Task instructions:
From the Landslide album page below, return the passage starting with "Landslide is an" and going on through "Note Classics series.", copied word for word.

Selected excerpt:

^^^^^^^^

Studio album by Dexter Gordon
- Released: 1980
- Recorded: May 9, 1961, May 5, 1962 and June 25, 1962
- Studio: Van Gelder Studio, Englewood Cliffs, NJ
- Genre: Jazz
- Length: 38:15
- Label: Blue Note LT-1051
- Producer: Alfred Lion

Dexter Gordon chronology
| Dexter Calling... (1961) | Landslide (1980) | Go (1962) |

= Landslide (album) =

Landslide is an album by American jazz saxophonist Dexter Gordon featuring recordings from 1961 and 1962 which was first released on the Blue Note label in 1980 as part of the Blue Note Classics series.

==Reception==

The Allmusic review by Stephen Thomas Erlewine stated: "Landslide is comprised [sic] previously unreleased material from three separate Dexter Gordon-led sessions between May 1961 and June 1962. ... All three sessions hold together fairly well, and although nothing on the record qualifies as a masterpiece, nothing is bad, either. In comparison to the released sessions, this material may pale somewhat, but it remains first-rate hard bop and is recommended to Gordon collectors".

^^^^^^^^

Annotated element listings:

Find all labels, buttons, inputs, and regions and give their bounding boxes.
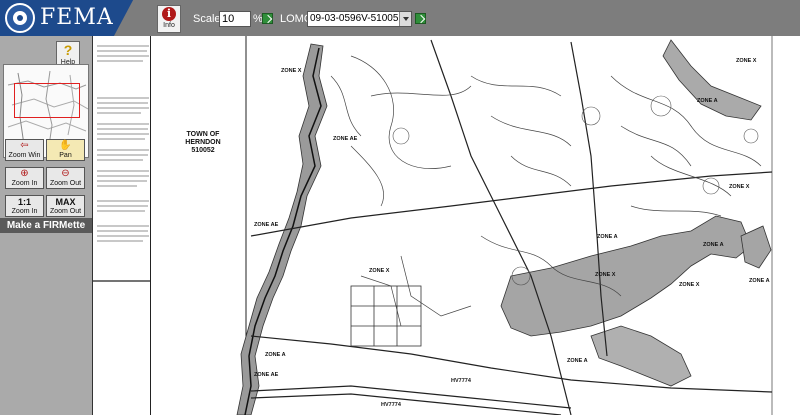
pan-label: Pan: [59, 152, 72, 159]
zoom-in-label: Zoom In: [11, 180, 38, 187]
zoom-out-button[interactable]: ⊖ Zoom Out: [46, 167, 85, 189]
lomc-go-button[interactable]: [415, 13, 426, 24]
zone-x-label: ZONE X: [281, 68, 302, 74]
zoom-in-button[interactable]: ⊕ Zoom In: [5, 167, 44, 189]
left-tool-panel: ? Help ⇦ Zoom Win ✋ Pan ⊕ Zoom In ⊖ Zoom…: [0, 36, 92, 415]
lomc-select[interactable]: 09-03-0596V-510052: [307, 11, 412, 27]
full-scale-label: Zoom In: [11, 208, 38, 215]
town-code-label: 510052: [191, 147, 214, 154]
hand-icon: ✋: [59, 140, 72, 151]
zoom-window-icon: ⇦: [20, 140, 29, 151]
chevron-down-icon[interactable]: [399, 12, 411, 26]
zoom-window-button[interactable]: ⇦ Zoom Win: [5, 139, 44, 161]
pan-button[interactable]: ✋ Pan: [46, 139, 85, 161]
zone-a-label: ZONE A: [265, 352, 286, 358]
town-name-label-2: HERNDON: [185, 139, 220, 146]
zoom-out-icon: ⊖: [61, 168, 70, 179]
top-toolbar: FEMA i Info Scale: % LOMC: 09-03-0596V-5…: [0, 0, 800, 36]
map-legend-text-panel: [92, 36, 152, 415]
logo-swoosh: [115, 0, 144, 36]
road-label: HV7774: [381, 402, 402, 408]
info-button-label: Info: [163, 22, 175, 29]
zone-x-label: ZONE X: [679, 282, 700, 288]
flood-map-canvas[interactable]: TOWN OF HERNDON 510052 ZONE X ZONE X ZON…: [150, 36, 800, 415]
dhs-seal-icon: [5, 3, 35, 33]
make-firmette-button[interactable]: Make a FIRMette: [0, 218, 92, 233]
town-name-label: TOWN OF: [187, 131, 221, 138]
zone-x-label: ZONE X: [595, 272, 616, 278]
scale-go-button[interactable]: [262, 13, 273, 24]
legend-text-lines: [93, 45, 152, 282]
max-zoom-out-button[interactable]: MAX Zoom Out: [46, 195, 85, 217]
brand-title: FEMA: [40, 5, 114, 30]
flood-map-drawing: TOWN OF HERNDON 510052 ZONE X ZONE X ZON…: [151, 36, 800, 415]
scale-input[interactable]: [219, 11, 251, 27]
help-icon: ?: [63, 42, 73, 58]
max-zoom-out-text: MAX: [55, 197, 76, 207]
lomc-selected-value: 09-03-0596V-510052: [310, 13, 398, 24]
zone-ae-label: ZONE AE: [254, 372, 279, 378]
firm-viewer-app: FEMA i Info Scale: % LOMC: 09-03-0596V-5…: [0, 0, 800, 415]
zoom-window-label: Zoom Win: [8, 152, 41, 159]
zoom-out-label: Zoom Out: [49, 180, 82, 187]
zone-x-label: ZONE X: [736, 58, 757, 64]
zone-a-label: ZONE A: [703, 242, 724, 248]
zone-x-label: ZONE X: [729, 184, 750, 190]
zone-ae-label: ZONE AE: [333, 136, 358, 142]
zone-x-label: ZONE X: [369, 268, 390, 274]
fema-logo: FEMA: [0, 0, 145, 36]
info-button[interactable]: i Info: [157, 5, 181, 33]
full-scale-text: 1:1: [17, 197, 31, 207]
zoom-in-icon: ⊕: [20, 168, 29, 179]
info-icon: i: [162, 7, 176, 21]
zone-a-label: ZONE A: [567, 358, 588, 364]
zone-a-label: ZONE A: [597, 234, 618, 240]
zone-a-label: ZONE A: [697, 98, 718, 104]
zone-ae-label: ZONE AE: [254, 222, 279, 228]
zone-a-label: ZONE A: [749, 278, 770, 284]
full-scale-button[interactable]: 1:1 Zoom In: [5, 195, 44, 217]
current-extent-box[interactable]: [14, 83, 80, 118]
road-label: HV7774: [451, 378, 472, 384]
max-zoom-out-label: Zoom Out: [49, 208, 82, 215]
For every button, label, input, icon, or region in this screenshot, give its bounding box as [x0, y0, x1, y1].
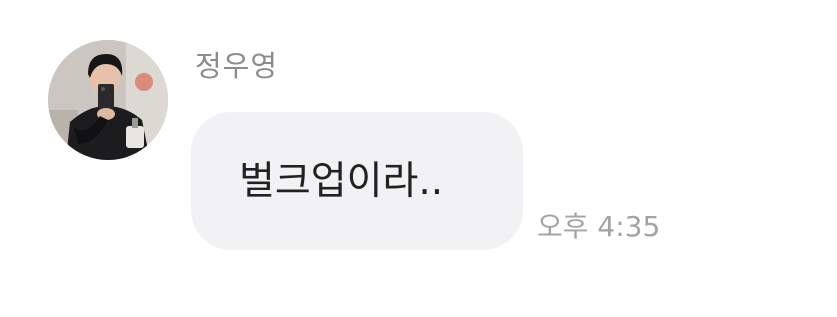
- message-text: 벌크업이라..: [239, 159, 444, 204]
- sender-name: 정우영: [195, 49, 279, 83]
- avatar-photo-icon: [48, 40, 168, 160]
- chat-message-row: 정우영 벌크업이라.. 오후 4:35: [0, 0, 837, 317]
- message-timestamp: 오후 4:35: [537, 210, 661, 243]
- message-bubble[interactable]: 벌크업이라..: [191, 112, 523, 250]
- profile-avatar[interactable]: [48, 40, 168, 160]
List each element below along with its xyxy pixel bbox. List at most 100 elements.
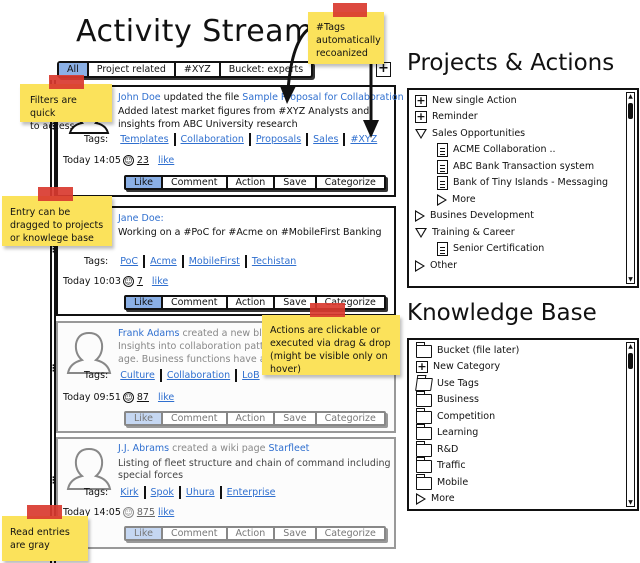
author-link[interactable]: Frank Adams: [118, 328, 179, 339]
action-button[interactable]: Action: [228, 177, 276, 188]
tree-item-bank-of-tiny-islands[interactable]: Bank of Tiny Islands - Messaging: [437, 176, 608, 190]
author-link[interactable]: John Doe: [118, 92, 161, 103]
tag-link[interactable]: Collaboration: [176, 134, 249, 145]
scroll-up-icon[interactable]: ▲: [627, 93, 634, 100]
like-button[interactable]: Like: [126, 528, 163, 539]
smiley-icon: ☺: [122, 155, 134, 166]
like-count[interactable]: 7: [137, 276, 143, 287]
filter-tab-xyz[interactable]: #XYZ: [176, 63, 221, 76]
collapsed-triangle-icon[interactable]: [415, 210, 425, 222]
collapsed-triangle-icon[interactable]: [415, 260, 425, 272]
tree-item-label: New single Action: [432, 95, 517, 106]
save-button[interactable]: Save: [275, 177, 317, 188]
author-link[interactable]: J.J. Abrams: [118, 443, 169, 454]
timestamp: Today 10:03: [63, 276, 121, 287]
add-filter-button[interactable]: +: [376, 62, 391, 77]
document-icon: [437, 160, 448, 174]
tree-item-more[interactable]: More: [437, 193, 476, 207]
like-link[interactable]: like: [158, 155, 174, 166]
projects-scrollbar[interactable]: ▲ ▼: [626, 92, 635, 284]
tag-link[interactable]: Templates: [115, 134, 173, 145]
tag-link[interactable]: Spok: [146, 487, 179, 498]
tree-item-new-single-action[interactable]: + New single Action: [415, 94, 517, 108]
tag-link[interactable]: #XYZ: [345, 134, 382, 145]
action-button[interactable]: Action: [228, 528, 276, 539]
sticky-note-tags: #Tags automatically recoanized: [308, 12, 384, 64]
filter-tab-project-related[interactable]: Project related: [89, 63, 176, 76]
like-count[interactable]: 23: [137, 155, 149, 166]
action-button[interactable]: Action: [228, 413, 276, 424]
sticky-note-actions: Actions are clickable or executed via dr…: [262, 315, 400, 375]
tag-link[interactable]: Acme: [145, 256, 182, 267]
drag-handle[interactable]: ⋮: [49, 477, 58, 486]
drag-handle[interactable]: ⋮: [49, 365, 58, 374]
kb-item-business[interactable]: Business: [416, 390, 479, 407]
tree-item-abc-bank[interactable]: ABC Bank Transaction system: [437, 160, 594, 174]
tag-link[interactable]: Collaboration: [162, 370, 235, 381]
like-link[interactable]: like: [158, 507, 174, 518]
kb-item-mobile[interactable]: Mobile: [416, 473, 468, 490]
scroll-down-icon[interactable]: ▼: [627, 276, 634, 283]
tree-item-reminder[interactable]: + Reminder: [415, 110, 478, 124]
categorize-button[interactable]: Categorize: [317, 177, 384, 188]
comment-button[interactable]: Comment: [163, 528, 228, 539]
save-button[interactable]: Save: [275, 528, 317, 539]
kb-item-use-tags[interactable]: Use Tags: [415, 377, 479, 391]
scroll-thumb[interactable]: [628, 353, 633, 369]
comment-button[interactable]: Comment: [163, 413, 228, 424]
object-link[interactable]: Starfleet: [269, 443, 310, 454]
kb-item-traffic[interactable]: Traffic: [416, 456, 466, 473]
tree-item-other[interactable]: Other: [415, 259, 457, 273]
tag-link[interactable]: Uhura: [181, 487, 220, 498]
collapsed-triangle-icon[interactable]: [437, 194, 447, 206]
stream-entry-read[interactable]: ⋮ J.J. Abrams created a wiki page Starfl…: [49, 437, 396, 549]
kb-item-new-category[interactable]: + New Category: [416, 360, 500, 374]
categorize-button[interactable]: Categorize: [317, 413, 384, 424]
tree-item-senior-certification[interactable]: Senior Certification: [437, 242, 544, 256]
tag-link[interactable]: Techistan: [247, 256, 301, 267]
like-link[interactable]: like: [158, 392, 174, 403]
kb-item-learning[interactable]: Learning: [416, 423, 478, 440]
plus-icon: +: [415, 110, 427, 123]
knowledge-scrollbar[interactable]: ▲ ▼: [626, 342, 635, 507]
tree-item-sales-opportunities[interactable]: Sales Opportunities: [415, 127, 525, 141]
like-count[interactable]: 875: [137, 507, 155, 518]
comment-button[interactable]: Comment: [163, 177, 228, 188]
tag-link[interactable]: MobileFirst: [184, 256, 245, 267]
entry-verb: created a wiki page: [169, 443, 269, 454]
tag-link[interactable]: Proposals: [251, 134, 306, 145]
filter-tab-bucket-experts[interactable]: Bucket: experts: [221, 63, 311, 76]
tree-item-acme-collaboration[interactable]: ACME Collaboration ..: [437, 143, 556, 157]
like-button[interactable]: Like: [126, 413, 163, 424]
tag-link[interactable]: LoB: [237, 370, 264, 381]
tag-link[interactable]: Culture: [115, 370, 160, 381]
kb-item-more[interactable]: More: [416, 492, 455, 506]
like-link[interactable]: like: [152, 276, 168, 287]
tag-link[interactable]: Enterprise: [222, 487, 281, 498]
tag-link[interactable]: Sales: [308, 134, 343, 145]
categorize-button[interactable]: Categorize: [317, 528, 384, 539]
tree-item-training-career[interactable]: Training & Career: [415, 226, 515, 240]
scroll-thumb[interactable]: [628, 103, 633, 119]
like-button[interactable]: Like: [126, 177, 163, 188]
tree-item-busines-development[interactable]: Busines Development: [415, 209, 534, 223]
save-button[interactable]: Save: [275, 413, 317, 424]
comment-button[interactable]: Comment: [163, 297, 228, 308]
kb-item-bucket[interactable]: Bucket (file later): [416, 341, 519, 358]
action-button[interactable]: Action: [228, 297, 276, 308]
like-count[interactable]: 87: [137, 392, 149, 403]
expanded-triangle-icon[interactable]: [415, 228, 427, 238]
kb-item-competition[interactable]: Competition: [416, 407, 495, 424]
author-link[interactable]: Jane Doe:: [118, 213, 164, 224]
scroll-up-icon[interactable]: ▲: [627, 343, 634, 350]
entry-headline: Jane Doe:: [118, 212, 164, 225]
tag-link[interactable]: Kirk: [115, 487, 143, 498]
object-link[interactable]: Sample Proposal for Collaboration: [242, 92, 403, 103]
kb-item-r-and-d[interactable]: R&D: [416, 440, 458, 457]
scroll-down-icon[interactable]: ▼: [627, 499, 634, 506]
tag-link[interactable]: PoC: [115, 256, 143, 267]
drag-handle[interactable]: ⋮: [49, 246, 58, 255]
like-button[interactable]: Like: [126, 297, 163, 308]
collapsed-triangle-icon[interactable]: [416, 493, 426, 505]
expanded-triangle-icon[interactable]: [415, 129, 427, 139]
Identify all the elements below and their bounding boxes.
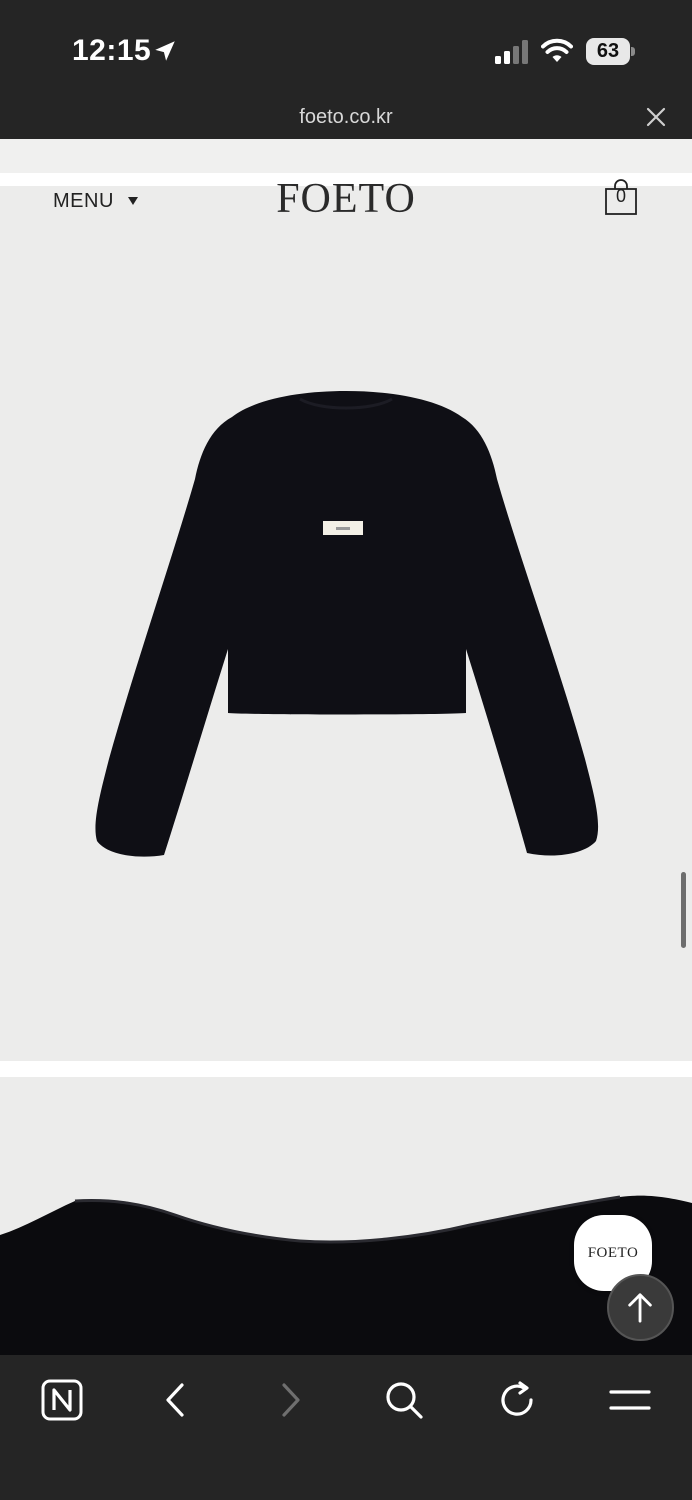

^^^^^^^^

Output:
Landslide is an album by American jazz saxophonist Dexter Gordon featuring recordings from 1961 and 1962 which was first released on the Blue Note label in 1980 as part of the Blue Note Classics series.